Exercise instructions> All of the material below is to be retyped exactly.

Records for the task>
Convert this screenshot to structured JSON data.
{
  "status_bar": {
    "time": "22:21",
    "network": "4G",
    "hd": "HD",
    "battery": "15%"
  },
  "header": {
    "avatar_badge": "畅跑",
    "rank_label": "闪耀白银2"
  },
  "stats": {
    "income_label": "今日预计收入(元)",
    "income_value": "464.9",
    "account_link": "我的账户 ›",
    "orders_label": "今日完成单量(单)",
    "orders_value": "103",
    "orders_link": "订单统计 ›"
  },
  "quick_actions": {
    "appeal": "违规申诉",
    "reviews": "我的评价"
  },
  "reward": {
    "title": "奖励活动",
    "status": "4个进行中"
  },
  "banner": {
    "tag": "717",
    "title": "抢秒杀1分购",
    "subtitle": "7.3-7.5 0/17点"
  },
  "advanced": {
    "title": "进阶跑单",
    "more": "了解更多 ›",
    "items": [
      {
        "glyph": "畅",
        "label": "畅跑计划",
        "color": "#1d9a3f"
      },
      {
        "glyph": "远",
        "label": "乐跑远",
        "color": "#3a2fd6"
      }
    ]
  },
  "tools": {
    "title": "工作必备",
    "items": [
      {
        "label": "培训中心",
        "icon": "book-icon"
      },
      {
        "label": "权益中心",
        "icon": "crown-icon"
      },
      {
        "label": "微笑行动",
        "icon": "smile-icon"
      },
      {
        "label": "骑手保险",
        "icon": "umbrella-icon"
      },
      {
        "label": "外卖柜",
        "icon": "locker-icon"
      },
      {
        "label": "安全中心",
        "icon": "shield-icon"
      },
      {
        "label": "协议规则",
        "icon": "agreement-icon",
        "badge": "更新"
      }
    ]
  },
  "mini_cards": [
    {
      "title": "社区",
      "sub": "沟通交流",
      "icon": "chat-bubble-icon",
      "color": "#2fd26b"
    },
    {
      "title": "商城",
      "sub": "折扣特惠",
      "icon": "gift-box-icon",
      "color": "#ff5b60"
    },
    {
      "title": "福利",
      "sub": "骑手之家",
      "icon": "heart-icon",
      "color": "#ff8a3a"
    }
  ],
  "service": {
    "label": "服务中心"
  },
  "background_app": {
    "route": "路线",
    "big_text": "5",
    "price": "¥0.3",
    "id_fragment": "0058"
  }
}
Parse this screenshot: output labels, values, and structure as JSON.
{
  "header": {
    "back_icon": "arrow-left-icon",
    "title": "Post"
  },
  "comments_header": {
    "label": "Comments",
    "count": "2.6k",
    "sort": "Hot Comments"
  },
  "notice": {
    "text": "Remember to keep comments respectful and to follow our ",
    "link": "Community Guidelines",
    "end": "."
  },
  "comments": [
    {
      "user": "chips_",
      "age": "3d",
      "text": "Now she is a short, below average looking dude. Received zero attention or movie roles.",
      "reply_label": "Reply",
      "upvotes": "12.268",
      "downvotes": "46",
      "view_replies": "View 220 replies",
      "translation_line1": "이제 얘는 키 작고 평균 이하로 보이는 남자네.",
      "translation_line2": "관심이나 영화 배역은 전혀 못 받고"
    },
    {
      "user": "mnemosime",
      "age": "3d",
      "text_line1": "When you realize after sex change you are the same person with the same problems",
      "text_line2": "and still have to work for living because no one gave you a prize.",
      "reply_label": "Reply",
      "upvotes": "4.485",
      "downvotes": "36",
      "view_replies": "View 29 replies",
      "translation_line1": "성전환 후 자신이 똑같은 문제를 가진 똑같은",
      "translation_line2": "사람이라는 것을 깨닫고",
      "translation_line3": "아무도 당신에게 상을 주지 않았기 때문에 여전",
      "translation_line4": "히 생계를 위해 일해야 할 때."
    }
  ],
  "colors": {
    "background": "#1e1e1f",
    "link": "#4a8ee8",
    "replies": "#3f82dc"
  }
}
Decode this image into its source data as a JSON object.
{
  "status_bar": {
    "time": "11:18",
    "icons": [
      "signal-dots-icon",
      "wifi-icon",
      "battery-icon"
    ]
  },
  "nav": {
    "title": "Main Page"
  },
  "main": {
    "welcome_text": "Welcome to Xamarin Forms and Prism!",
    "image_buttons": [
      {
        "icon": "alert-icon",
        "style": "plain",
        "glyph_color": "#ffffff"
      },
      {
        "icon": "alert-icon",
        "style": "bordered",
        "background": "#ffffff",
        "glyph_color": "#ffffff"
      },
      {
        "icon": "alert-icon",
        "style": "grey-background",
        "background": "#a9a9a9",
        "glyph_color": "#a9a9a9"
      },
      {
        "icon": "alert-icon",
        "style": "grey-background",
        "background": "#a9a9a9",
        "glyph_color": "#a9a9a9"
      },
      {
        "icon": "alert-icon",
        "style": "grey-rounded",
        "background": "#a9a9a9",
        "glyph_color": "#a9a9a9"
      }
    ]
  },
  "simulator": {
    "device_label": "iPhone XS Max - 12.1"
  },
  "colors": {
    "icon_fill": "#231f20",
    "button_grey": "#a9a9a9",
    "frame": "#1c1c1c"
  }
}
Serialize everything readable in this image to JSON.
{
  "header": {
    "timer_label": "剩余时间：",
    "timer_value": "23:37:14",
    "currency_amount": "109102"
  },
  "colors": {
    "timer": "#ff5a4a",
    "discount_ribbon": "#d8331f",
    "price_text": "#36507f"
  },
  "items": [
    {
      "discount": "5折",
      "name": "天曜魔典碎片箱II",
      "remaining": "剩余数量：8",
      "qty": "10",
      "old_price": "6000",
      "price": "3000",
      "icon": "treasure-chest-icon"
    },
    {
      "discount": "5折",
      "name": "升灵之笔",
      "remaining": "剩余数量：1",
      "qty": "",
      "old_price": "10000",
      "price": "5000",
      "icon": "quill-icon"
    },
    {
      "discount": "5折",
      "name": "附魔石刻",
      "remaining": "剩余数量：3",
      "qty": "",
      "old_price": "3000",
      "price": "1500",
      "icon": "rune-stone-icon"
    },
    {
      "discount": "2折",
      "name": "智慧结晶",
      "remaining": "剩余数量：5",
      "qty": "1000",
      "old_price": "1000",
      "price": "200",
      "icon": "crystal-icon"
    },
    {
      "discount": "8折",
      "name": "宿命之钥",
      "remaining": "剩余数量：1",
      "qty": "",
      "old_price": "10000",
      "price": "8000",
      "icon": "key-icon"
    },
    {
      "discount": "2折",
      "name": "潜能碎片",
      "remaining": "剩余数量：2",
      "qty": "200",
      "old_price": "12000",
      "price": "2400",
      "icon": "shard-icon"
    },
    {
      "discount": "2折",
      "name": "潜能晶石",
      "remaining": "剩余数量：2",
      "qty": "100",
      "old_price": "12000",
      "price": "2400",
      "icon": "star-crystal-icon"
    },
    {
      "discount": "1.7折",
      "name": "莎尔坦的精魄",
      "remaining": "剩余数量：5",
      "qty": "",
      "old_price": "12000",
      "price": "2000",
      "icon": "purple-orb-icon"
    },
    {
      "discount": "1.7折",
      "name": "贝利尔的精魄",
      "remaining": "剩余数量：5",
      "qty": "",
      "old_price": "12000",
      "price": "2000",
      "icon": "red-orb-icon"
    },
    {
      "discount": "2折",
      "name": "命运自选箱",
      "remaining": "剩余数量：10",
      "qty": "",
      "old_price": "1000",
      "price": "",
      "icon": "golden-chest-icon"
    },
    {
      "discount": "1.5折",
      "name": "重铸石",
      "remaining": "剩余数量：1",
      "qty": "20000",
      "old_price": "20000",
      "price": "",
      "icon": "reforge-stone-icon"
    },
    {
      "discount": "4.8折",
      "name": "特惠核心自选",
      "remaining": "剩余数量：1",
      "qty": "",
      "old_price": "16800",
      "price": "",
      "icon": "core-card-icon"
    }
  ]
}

Exercise output>
Convert this screenshot to structured JSON data.
{
  "status_bar": {
    "time": "22:21",
    "network": "4G",
    "hd": "HD",
    "battery": "15%"
  },
  "header": {
    "avatar_badge": "畅跑",
    "rank_label": "闪耀白银2"
  },
  "stats": {
    "income_label": "今日预计收入(元)",
    "income_value": "464.9",
    "account_link": "我的账户 ›",
    "orders_label": "今日完成单量(单)",
    "orders_value": "103",
    "orders_link": "订单统计 ›"
  },
  "quick_actions": {
    "appeal": "违规申诉",
    "reviews": "我的评价"
  },
  "reward": {
    "title": "奖励活动",
    "status": "4个进行中"
  },
  "banner": {
    "tag": "717",
    "title": "抢秒杀1分购",
    "subtitle": "7.3-7.5 0/17点"
  },
  "advanced": {
    "title": "进阶跑单",
    "more": "了解更多 ›",
    "items": [
      {
        "glyph": "畅",
        "label": "畅跑计划",
        "color": "#1d9a3f"
      },
      {
        "glyph": "远",
        "label": "乐跑远",
        "color": "#3a2fd6"
      }
    ]
  },
  "tools": {
    "title": "工作必备",
    "items": [
      {
        "label": "培训中心",
        "icon": "book-icon"
      },
      {
        "label": "权益中心",
        "icon": "crown-icon"
      },
      {
        "label": "微笑行动",
        "icon": "smile-icon"
      },
      {
        "label": "骑手保险",
        "icon": "umbrella-icon"
      },
      {
        "label": "外卖柜",
        "icon": "locker-icon"
      },
      {
        "label": "安全中心",
        "icon": "shield-icon"
      },
      {
        "label": "协议规则",
        "icon": "agreement-icon",
        "badge": "更新"
      }
    ]
  },
  "mini_cards": [
    {
      "title": "社区",
      "sub": "沟通交流",
      "icon": "chat-bubble-icon",
      "color": "#2fd26b"
    },
    {
      "title": "商城",
      "sub": "折扣特惠",
      "icon": "gift-box-icon",
      "color": "#ff5b60"
    },
    {
      "title": "福利",
      "sub": "骑手之家",
      "icon": "heart-icon",
      "color": "#ff8a3a"
    }
  ],
  "service": {
    "label": "服务中心"
  },
  "background_app": {
    "route": "路线",
    "big_text": "5",
    "price": "¥0.3",
    "id_fragment": "0058"
  }
}
Parse this screenshot: output labels, values, and structure as JSON.
{
  "header": {
    "back_icon": "arrow-left-icon",
    "title": "Post"
  },
  "comments_header": {
    "label": "Comments",
    "count": "2.6k",
    "sort": "Hot Comments"
  },
  "notice": {
    "text": "Remember to keep comments respectful and to follow our ",
    "link": "Community Guidelines",
    "end": "."
  },
  "comments": [
    {
      "user": "chips_",
      "age": "3d",
      "text": "Now she is a short, below average looking dude. Received zero attention or movie roles.",
      "reply_label": "Reply",
      "upvotes": "12.268",
      "downvotes": "46",
      "view_replies": "View 220 replies",
      "translation_line1": "이제 얘는 키 작고 평균 이하로 보이는 남자네.",
      "translation_line2": "관심이나 영화 배역은 전혀 못 받고"
    },
    {
      "user": "mnemosime",
      "age": "3d",
      "text_line1": "When you realize after sex change you are the same person with the same problems",
      "text_line2": "and still have to work for living because no one gave you a prize.",
      "reply_label": "Reply",
      "upvotes": "4.485",
      "downvotes": "36",
      "view_replies": "View 29 replies",
      "translation_line1": "성전환 후 자신이 똑같은 문제를 가진 똑같은",
      "translation_line2": "사람이라는 것을 깨닫고",
      "translation_line3": "아무도 당신에게 상을 주지 않았기 때문에 여전",
      "translation_line4": "히 생계를 위해 일해야 할 때."
    }
  ],
  "colors": {
    "background": "#1e1e1f",
    "link": "#4a8ee8",
    "replies": "#3f82dc"
  }
}
Decode this image into its source data as a JSON object.
{
  "status_bar": {
    "time": "11:18",
    "icons": [
      "signal-dots-icon",
      "wifi-icon",
      "battery-icon"
    ]
  },
  "nav": {
    "title": "Main Page"
  },
  "main": {
    "welcome_text": "Welcome to Xamarin Forms and Prism!",
    "image_buttons": [
      {
        "icon": "alert-icon",
        "style": "plain",
        "glyph_color": "#ffffff"
      },
      {
        "icon": "alert-icon",
        "style": "bordered",
        "background": "#ffffff",
        "glyph_color": "#ffffff"
      },
      {
        "icon": "alert-icon",
        "style": "grey-background",
        "background": "#a9a9a9",
        "glyph_color": "#a9a9a9"
      },
      {
        "icon": "alert-icon",
        "style": "grey-background",
        "background": "#a9a9a9",
        "glyph_color": "#a9a9a9"
      },
      {
        "icon": "alert-icon",
        "style": "grey-rounded",
        "background": "#a9a9a9",
        "glyph_color": "#a9a9a9"
      }
    ]
  },
  "simulator": {
    "device_label": "iPhone XS Max - 12.1"
  },
  "colors": {
    "icon_fill": "#231f20",
    "button_grey": "#a9a9a9",
    "frame": "#1c1c1c"
  }
}
Serialize everything readable in this image to JSON.
{
  "header": {
    "timer_label": "剩余时间：",
    "timer_value": "23:37:14",
    "currency_amount": "109102"
  },
  "colors": {
    "timer": "#ff5a4a",
    "discount_ribbon": "#d8331f",
    "price_text": "#36507f"
  },
  "items": [
    {
      "discount": "5折",
      "name": "天曜魔典碎片箱II",
      "remaining": "剩余数量：8",
      "qty": "10",
      "old_price": "6000",
      "price": "3000",
      "icon": "treasure-chest-icon"
    },
    {
      "discount": "5折",
      "name": "升灵之笔",
      "remaining": "剩余数量：1",
      "qty": "",
      "old_price": "10000",
      "price": "5000",
      "icon": "quill-icon"
    },
    {
      "discount": "5折",
      "name": "附魔石刻",
      "remaining": "剩余数量：3",
      "qty": "",
      "old_price": "3000",
      "price": "1500",
      "icon": "rune-stone-icon"
    },
    {
      "discount": "2折",
      "name": "智慧结晶",
      "remaining": "剩余数量：5",
      "qty": "1000",
      "old_price": "1000",
      "price": "200",
      "icon": "crystal-icon"
    },
    {
      "discount": "8折",
      "name": "宿命之钥",
      "remaining": "剩余数量：1",
      "qty": "",
      "old_price": "10000",
      "price": "8000",
      "icon": "key-icon"
    },
    {
      "discount": "2折",
      "name": "潜能碎片",
      "remaining": "剩余数量：2",
      "qty": "200",
      "old_price": "12000",
      "price": "2400",
      "icon": "shard-icon"
    },
    {
      "discount": "2折",
      "name": "潜能晶石",
      "remaining": "剩余数量：2",
      "qty": "100",
      "old_price": "12000",
      "price": "2400",
      "icon": "star-crystal-icon"
    },
    {
      "discount": "1.7折",
      "name": "莎尔坦的精魄",
      "remaining": "剩余数量：5",
      "qty": "",
      "old_price": "12000",
      "price": "2000",
      "icon": "purple-orb-icon"
    },
    {
      "discount": "1.7折",
      "name": "贝利尔的精魄",
      "remaining": "剩余数量：5",
      "qty": "",
      "old_price": "12000",
      "price": "2000",
      "icon": "red-orb-icon"
    },
    {
      "discount": "2折",
      "name": "命运自选箱",
      "remaining": "剩余数量：10",
      "qty": "",
      "old_price": "1000",
      "price": "",
      "icon": "golden-chest-icon"
    },
    {
      "discount": "1.5折",
      "name": "重铸石",
      "remaining": "剩余数量：1",
      "qty": "20000",
      "old_price": "20000",
      "price": "",
      "icon": "reforge-stone-icon"
    },
    {
      "discount": "4.8折",
      "name": "特惠核心自选",
      "remaining": "剩余数量：1",
      "qty": "",
      "old_price": "16800",
      "price": "",
      "icon": "core-card-icon"
    }
  ]
}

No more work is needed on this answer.